• **INSTRUCTION**
Restate the entries below verbatim.

• **DATA EXTRACT**
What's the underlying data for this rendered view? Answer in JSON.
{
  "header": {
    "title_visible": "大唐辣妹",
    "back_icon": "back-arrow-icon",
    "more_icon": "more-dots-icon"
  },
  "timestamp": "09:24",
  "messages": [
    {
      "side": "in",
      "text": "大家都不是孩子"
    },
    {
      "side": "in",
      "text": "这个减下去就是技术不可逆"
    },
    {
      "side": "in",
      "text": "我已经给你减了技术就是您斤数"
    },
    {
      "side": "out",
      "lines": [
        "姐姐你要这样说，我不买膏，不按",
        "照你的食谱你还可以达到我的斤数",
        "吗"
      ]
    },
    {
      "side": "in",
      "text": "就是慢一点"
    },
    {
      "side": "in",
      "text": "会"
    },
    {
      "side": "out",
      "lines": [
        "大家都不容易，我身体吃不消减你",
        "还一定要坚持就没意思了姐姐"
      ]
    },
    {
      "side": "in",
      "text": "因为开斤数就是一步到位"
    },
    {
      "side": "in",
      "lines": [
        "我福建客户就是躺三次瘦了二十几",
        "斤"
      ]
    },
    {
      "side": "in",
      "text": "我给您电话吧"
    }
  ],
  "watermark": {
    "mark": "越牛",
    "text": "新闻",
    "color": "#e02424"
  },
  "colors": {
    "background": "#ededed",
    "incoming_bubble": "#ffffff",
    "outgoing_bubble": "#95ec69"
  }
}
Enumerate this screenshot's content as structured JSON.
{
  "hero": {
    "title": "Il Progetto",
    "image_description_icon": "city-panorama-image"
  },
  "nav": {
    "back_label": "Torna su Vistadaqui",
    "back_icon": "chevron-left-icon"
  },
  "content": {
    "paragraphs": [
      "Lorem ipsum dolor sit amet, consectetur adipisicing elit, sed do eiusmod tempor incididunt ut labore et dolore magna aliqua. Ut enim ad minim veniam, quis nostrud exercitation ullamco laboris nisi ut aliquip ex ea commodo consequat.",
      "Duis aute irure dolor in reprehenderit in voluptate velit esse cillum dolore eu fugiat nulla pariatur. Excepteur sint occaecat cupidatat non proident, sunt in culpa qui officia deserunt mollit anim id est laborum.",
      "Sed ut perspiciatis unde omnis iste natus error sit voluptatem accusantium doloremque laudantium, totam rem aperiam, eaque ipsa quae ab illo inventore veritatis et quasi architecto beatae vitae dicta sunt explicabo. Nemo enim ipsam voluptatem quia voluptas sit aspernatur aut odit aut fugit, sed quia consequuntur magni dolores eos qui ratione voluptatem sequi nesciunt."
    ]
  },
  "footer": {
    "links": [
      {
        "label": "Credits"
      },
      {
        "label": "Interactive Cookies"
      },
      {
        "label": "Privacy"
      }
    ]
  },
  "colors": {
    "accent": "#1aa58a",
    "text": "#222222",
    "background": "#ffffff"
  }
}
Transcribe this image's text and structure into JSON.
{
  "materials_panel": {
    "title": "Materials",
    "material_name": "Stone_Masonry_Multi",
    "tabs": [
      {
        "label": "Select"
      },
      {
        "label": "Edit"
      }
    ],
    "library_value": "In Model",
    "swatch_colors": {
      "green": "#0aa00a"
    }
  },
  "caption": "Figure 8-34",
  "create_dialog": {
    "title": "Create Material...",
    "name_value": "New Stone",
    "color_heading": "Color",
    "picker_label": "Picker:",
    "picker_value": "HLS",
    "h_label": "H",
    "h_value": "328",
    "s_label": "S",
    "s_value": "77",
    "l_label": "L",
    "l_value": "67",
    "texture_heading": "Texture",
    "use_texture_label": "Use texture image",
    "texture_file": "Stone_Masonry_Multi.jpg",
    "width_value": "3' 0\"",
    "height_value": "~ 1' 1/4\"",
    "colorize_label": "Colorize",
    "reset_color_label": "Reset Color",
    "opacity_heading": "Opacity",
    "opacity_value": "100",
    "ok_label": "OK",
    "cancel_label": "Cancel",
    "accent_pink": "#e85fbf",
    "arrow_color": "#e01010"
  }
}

• **THE RESPONSE**
What's the underlying data for this rendered view? Answer in JSON.
{
  "header": {
    "title_visible": "大唐辣妹",
    "back_icon": "back-arrow-icon",
    "more_icon": "more-dots-icon"
  },
  "timestamp": "09:24",
  "messages": [
    {
      "side": "in",
      "text": "大家都不是孩子"
    },
    {
      "side": "in",
      "text": "这个减下去就是技术不可逆"
    },
    {
      "side": "in",
      "text": "我已经给你减了技术就是您斤数"
    },
    {
      "side": "out",
      "lines": [
        "姐姐你要这样说，我不买膏，不按",
        "照你的食谱你还可以达到我的斤数",
        "吗"
      ]
    },
    {
      "side": "in",
      "text": "就是慢一点"
    },
    {
      "side": "in",
      "text": "会"
    },
    {
      "side": "out",
      "lines": [
        "大家都不容易，我身体吃不消减你",
        "还一定要坚持就没意思了姐姐"
      ]
    },
    {
      "side": "in",
      "text": "因为开斤数就是一步到位"
    },
    {
      "side": "in",
      "lines": [
        "我福建客户就是躺三次瘦了二十几",
        "斤"
      ]
    },
    {
      "side": "in",
      "text": "我给您电话吧"
    }
  ],
  "watermark": {
    "mark": "越牛",
    "text": "新闻",
    "color": "#e02424"
  },
  "colors": {
    "background": "#ededed",
    "incoming_bubble": "#ffffff",
    "outgoing_bubble": "#95ec69"
  }
}
Enumerate this screenshot's content as structured JSON.
{
  "hero": {
    "title": "Il Progetto",
    "image_description_icon": "city-panorama-image"
  },
  "nav": {
    "back_label": "Torna su Vistadaqui",
    "back_icon": "chevron-left-icon"
  },
  "content": {
    "paragraphs": [
      "Lorem ipsum dolor sit amet, consectetur adipisicing elit, sed do eiusmod tempor incididunt ut labore et dolore magna aliqua. Ut enim ad minim veniam, quis nostrud exercitation ullamco laboris nisi ut aliquip ex ea commodo consequat.",
      "Duis aute irure dolor in reprehenderit in voluptate velit esse cillum dolore eu fugiat nulla pariatur. Excepteur sint occaecat cupidatat non proident, sunt in culpa qui officia deserunt mollit anim id est laborum.",
      "Sed ut perspiciatis unde omnis iste natus error sit voluptatem accusantium doloremque laudantium, totam rem aperiam, eaque ipsa quae ab illo inventore veritatis et quasi architecto beatae vitae dicta sunt explicabo. Nemo enim ipsam voluptatem quia voluptas sit aspernatur aut odit aut fugit, sed quia consequuntur magni dolores eos qui ratione voluptatem sequi nesciunt."
    ]
  },
  "footer": {
    "links": [
      {
        "label": "Credits"
      },
      {
        "label": "Interactive Cookies"
      },
      {
        "label": "Privacy"
      }
    ]
  },
  "colors": {
    "accent": "#1aa58a",
    "text": "#222222",
    "background": "#ffffff"
  }
}
Transcribe this image's text and structure into JSON.
{
  "materials_panel": {
    "title": "Materials",
    "material_name": "Stone_Masonry_Multi",
    "tabs": [
      {
        "label": "Select"
      },
      {
        "label": "Edit"
      }
    ],
    "library_value": "In Model",
    "swatch_colors": {
      "green": "#0aa00a"
    }
  },
  "caption": "Figure 8-34",
  "create_dialog": {
    "title": "Create Material...",
    "name_value": "New Stone",
    "color_heading": "Color",
    "picker_label": "Picker:",
    "picker_value": "HLS",
    "h_label": "H",
    "h_value": "328",
    "s_label": "S",
    "s_value": "77",
    "l_label": "L",
    "l_value": "67",
    "texture_heading": "Texture",
    "use_texture_label": "Use texture image",
    "texture_file": "Stone_Masonry_Multi.jpg",
    "width_value": "3' 0\"",
    "height_value": "~ 1' 1/4\"",
    "colorize_label": "Colorize",
    "reset_color_label": "Reset Color",
    "opacity_heading": "Opacity",
    "opacity_value": "100",
    "ok_label": "OK",
    "cancel_label": "Cancel",
    "accent_pink": "#e85fbf",
    "arrow_color": "#e01010"
  }
}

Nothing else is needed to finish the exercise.